───── MATERIAL PROVIDED ─────
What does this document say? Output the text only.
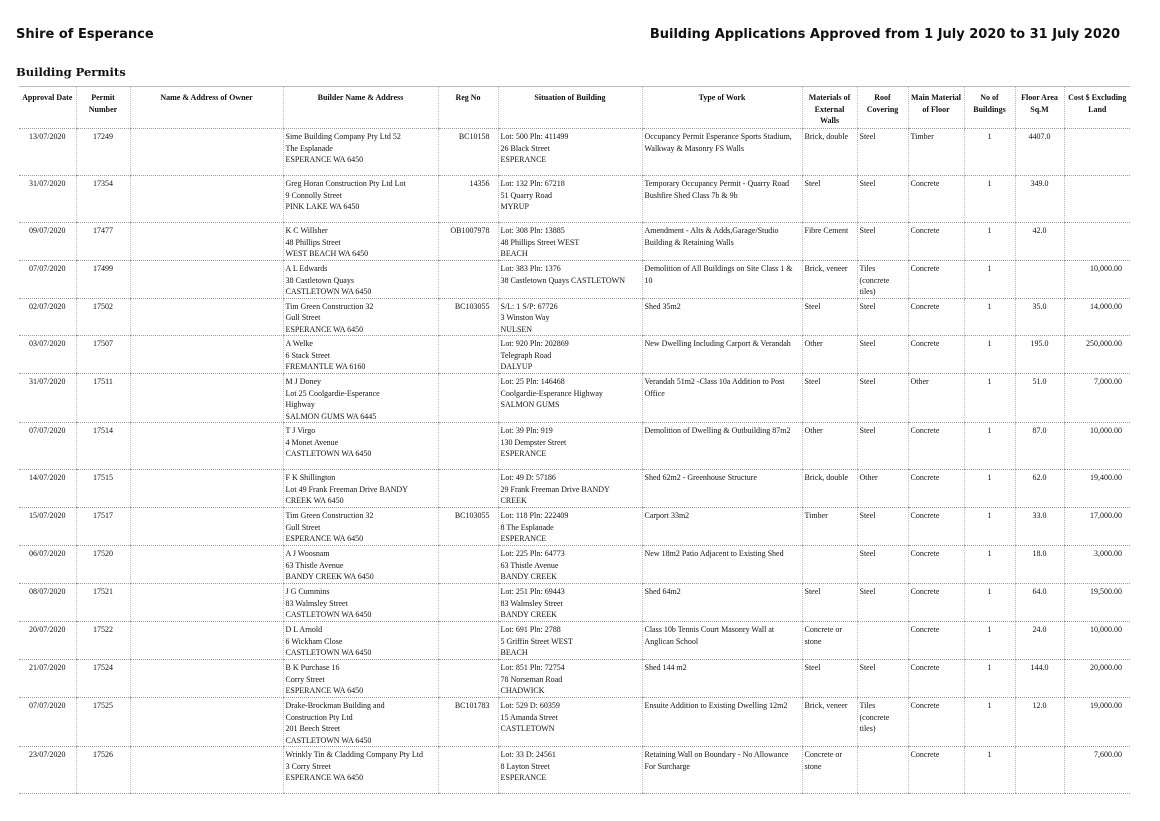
Shire of Esperance	Building Applications Approved from 1 July 2020 to 31 July 2020
Building Permits
Approval Date	Permit Number	Name & Address of Owner	Builder Name & Address	Reg No	Situation of Building	Type of Work	Materials of External Walls	Roof Covering	Main Material of Floor	No of Buildings	Floor Area Sq.M	Cost $ Excluding Land
13/07/2020	17249		Sime Building Company Pty Ltd 52
The Esplanade
ESPERANCE WA 6450	BC10158	Lot: 500 Pln: 411499
26 Black Street
ESPERANCE	Occupancy Permit Esperance Sports Stadium, Walkway & Masonry FS Walls	Brick, double	Steel	Timber	1	4407.0	
31/07/2020	17354		Greg Horan Construction Pty Ltd Lot
9 Connolly Street
PINK LAKE WA 6450	14356	Lot: 132 Pln: 67218
51 Quarry Road
MYRUP	Temporary Occupancy Permit - Quarry Road Bushfire Shed Class 7b & 9b	Steel	Steel	Concrete	1	349.0	
09/07/2020	17477		K C Willsher
48 Phillips Street
WEST BEACH WA 6450	OB1007978	Lot: 308 Pln: 13885
48 Phillips Street WEST
BEACH	Amendment - Alts & Adds,Garage/Studio Building & Retaining Walls	Fibre Cement	Steel	Concrete	1	42.0	
07/07/2020	17499		A L Edwards
38 Castletown Quays
CASTLETOWN WA 6450		Lot: 383 Pln: 1376
38 Castletown Quays CASTLETOWN	Demolition of All Buildings on Site Class 1 & 10	Brick, veneer	Tiles (concrete tiles)	Concrete	1		10,000.00
02/07/2020	17502		Tim Green Construction 32
Gull Street
ESPERANCE WA 6450	BC103055	S/L: 1 S/P: 67726
3 Winston Way
NULSEN	Shed 35m2	Steel	Steel	Concrete	1	35.0	14,000.00
03/07/2020	17507		A Welke
6 Stack Street
FREMANTLE WA 6160		Lot: 920 Pln: 202869
Telegraph Road
DALYUP	New Dwelling Including Carport & Verandah	Other	Steel	Concrete	1	195.0	250,000.00
31/07/2020	17511		M J Doney
Lot 25 Coolgardie-Esperance
Highway
SALMON GUMS WA 6445		Lot: 25 Pln: 146468
Coolgardie-Esperance Highway
SALMON GUMS	Verandah 51m2 -Class 10a Addition to Post Office	Steel	Steel	Other	1	51.0	7,000.00
07/07/2020	17514		T J Virgo
4 Monet Avenue
CASTLETOWN WA 6450		Lot: 39 Pln: 919
130 Dempster Street
ESPERANCE	Demolition of Dwelling & Outbuilding 87m2	Other	Steel	Concrete	1	87.0	10,000.00
14/07/2020	17515		F K Shillington
Lot 49 Frank Freeman Drive BANDY
CREEK WA 6450		Lot: 49 D: 57186
29 Frank Freeman Drive BANDY
CREEK	Shed 62m2 - Greenhouse Structure	Brick, double	Other	Concrete	1	62.0	19,400.00
15/07/2020	17517		Tim Green Construction 32
Gull Street
ESPERANCE WA 6450	BC103055	Lot: 118 Pln: 222409
8 The Esplanade
ESPERANCE	Carport 33m2	Timber	Steel	Concrete	1	33.0	17,000.00
06/07/2020	17520		A J Woosnam
63 Thistle Avenue
BANDY CREEK WA 6450		Lot: 225 Pln: 64773
63 Thistle Avenue
BANDY CREEK	New 18m2 Patio Adjacent to Existing Shed		Steel	Concrete	1	18.0	3,000.00
08/07/2020	17521		J G Cummins
83 Walmsley Street
CASTLETOWN WA 6450		Lot: 251 Pln: 69443
83 Walmsley Street
BANDY CREEK	Shed 64m2	Steel	Steel	Concrete	1	64.0	19,500.00
20/07/2020	17522		D L Arnold
6 Wickham Close
CASTLETOWN WA 6450		Lot: 691 Pln: 2788
5 Griffin Street WEST
BEACH	Class 10b Tennis Court Masonry Wall at Anglican School	Concrete or stone		Concrete	1	24.0	10,000.00
21/07/2020	17524		B K Purchase 16
Corry Street
ESPERANCE WA 6450		Lot: 851 Pln: 72754
78 Norseman Road
CHADWICK	Shed 144 m2	Steel	Steel	Concrete	1	144.0	20,000.00
07/07/2020	17525		Drake-Brockman Building and
Construction Pty Ltd
201 Beech Street
CASTLETOWN WA 6450	BC101783	Lot: 529 D: 60359
15 Amanda Street
CASTLETOWN	Ensuite Addition to Existing Dwelling 12m2	Brick, veneer	Tiles (concrete tiles)	Concrete	1	12.0	19,000.00
23/07/2020	17526		Wrinkly Tin & Cladding Company Pty Ltd
3 Corry Street
ESPERANCE WA 6450		Lot: 33 D: 24561
8 Layton Street
ESPERANCE	Retaining Wall on Boundary - No Allowance For Surcharge	Concrete or stone		Concrete	1		7,600.00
─────
● **EXERCISE OBJECTIVE**:
Count every line in the data that contains the word "Drive", then give that count and nothing else.

● **CORRECT OUTPUT**:
2